Work to complete: Gather, from the data below, each line in which the word "Repair" occurs.

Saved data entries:
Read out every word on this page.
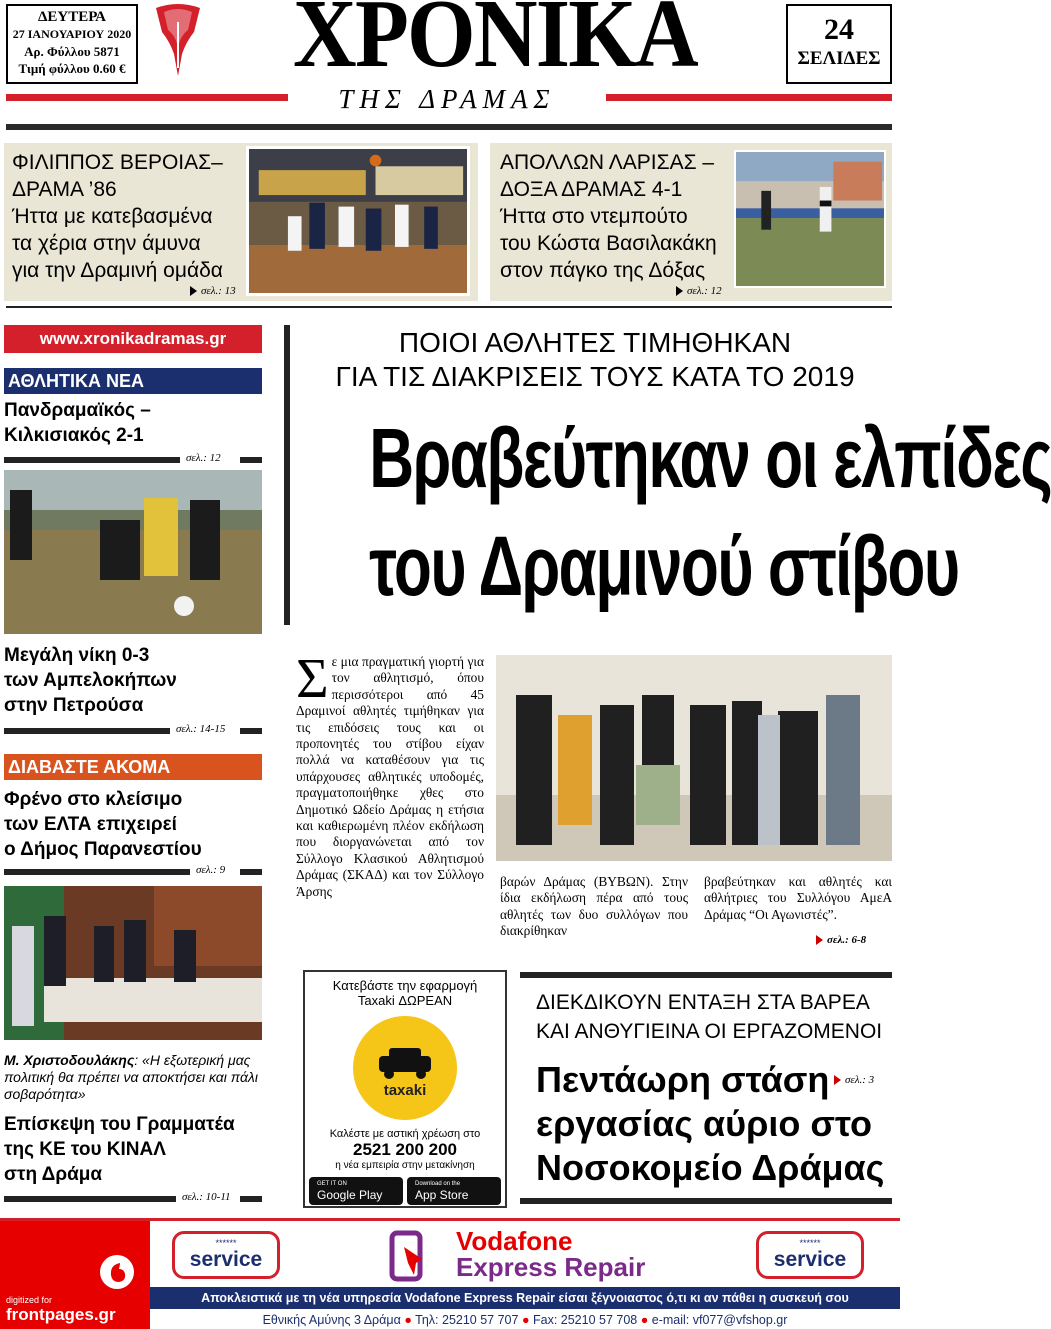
ΔΕΥΤΕΡΑ
27 ΙΑΝΟΥΑΡΙΟΥ 2020
Αρ. Φύλλου 5871
Τιμή φύλλου 0.60 €	ΧΡΟΝΙΚΑ	24
ΣΕΛΙΔΕΣ
ΤΗΣ ΔΡΑΜΑΣ
ΦΙΛΙΠΠΟΣ ΒΕΡΟΙΑΣ–
ΔΡΑΜΑ ’86
Ήττα με κατεβασμένα
τα χέρια στην άμυνα
για την Δραμινή ομάδα
σελ.: 13
ΑΠΟΛΛΩΝ ΛΑΡΙΣΑΣ –
ΔΟΞΑ ΔΡΑΜΑΣ 4-1
Ήττα στο ντεμπούτο
του Κώστα Βασιλακάκη
στον πάγκο της Δόξας
σελ.: 12
www.xronikadramas.gr
ΑΘΛΗΤΙΚΑ ΝΕΑ
Πανδραμαϊκός –
Κιλκισιακός 2-1
σελ.: 12
Μεγάλη νίκη 0-3
των Αμπελοκήπων
στην Πετρούσα
σελ.: 14-15
ΔΙΑΒΑΣΤΕ ΑΚΟΜΑ
Φρένο στο κλείσιμο
των ΕΛΤΑ επιχειρεί
ο Δήμος Παρανεστίου
σελ.: 9
Μ. Χριστοδουλάκης: «Η εξωτερική μας πολιτική θα πρέπει να αποκτήσει και πάλι σοβαρότητα»
Επίσκεψη του Γραμματέα
της ΚΕ του ΚΙΝΑΛ
στη Δράμα
σελ.: 10-11
ΠΟΙΟΙ ΑΘΛΗΤΕΣ ΤΙΜΗΘΗΚΑΝ
ΓΙΑ ΤΙΣ ΔΙΑΚΡΙΣΕΙΣ ΤΟΥΣ ΚΑΤΑ ΤΟ 2019
Βραβεύτηκαν οι ελπίδες
του Δραμινού στίβου
Σ ε μια πραγματική γιορτή για τον αθλητισμό, όπου περισσότεροι από 45 Δραμινοί αθλητές τιμήθηκαν για τις επιδόσεις τους και οι προπονητές του στίβου είχαν πολλά να καταθέσουν για τις υπάρχουσες αθλητικές υποδομές, πραγματοποιήθηκε χθες στο Δημοτικό Ωδείο Δράμας η ετήσια και καθιερωμένη πλέον εκδήλωση που διοργανώνεται από τον Σύλλογο Κλασικού Αθλητισμού Δράμας (ΣΚΑΔ) και τον Σύλλογο Άρσης

βαρών Δράμας (ΒΥΒΩΝ). Στην ίδια εκδήλωση πέρα από τους αθλητές των δυο συλλόγων που διακρίθηκαν

βραβεύτηκαν και αθλητές και αθλήτριες του Συλλόγου ΑμεΑ Δράμας “Οι Αγωνιστές”.

σελ.: 6-8
Κατεβάστε την εφαρμογή
Taxaki ΔΩΡΕΑΝ
taxaki
Καλέστε με αστική χρέωση στο
2521 200 200
η νέα εμπειρία στην μετακίνηση
GET IT ON
Google Play
Download on the
App Store
ΔΙΕΚΔΙΚΟΥΝ ΕΝΤΑΞΗ ΣΤΑ ΒΑΡΕΑ
ΚΑΙ ΑΝΘΥΓΙΕΙΝΑ ΟΙ ΕΡΓΑΖΟΜΕΝΟΙ
Πεντάωρη στάση
εργασίας αύριο στο
Νοσοκομείο Δράμας
σελ.: 3
******
service
Vodafone
Express Repair
******
service
Αποκλειστικά με τη νέα υπηρεσία Vodafone Express Repair είσαι ξέγνοιαστος ό,τι κι αν πάθει η συσκευή σου
Εθνικής Αμύνης 3 Δράμα ● Τηλ: 25210 57 707 ● Fax: 25210 57 708 ● e-mail: vf077@vfshop.gr
digitized for
frontpages.gr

Complete answer:
Express Repair
Αποκλειστικά με τη νέα υπηρεσία Vodafone Express Repair είσαι ξέγνοιαστος ό,τι κι αν πάθει η συσκευή σου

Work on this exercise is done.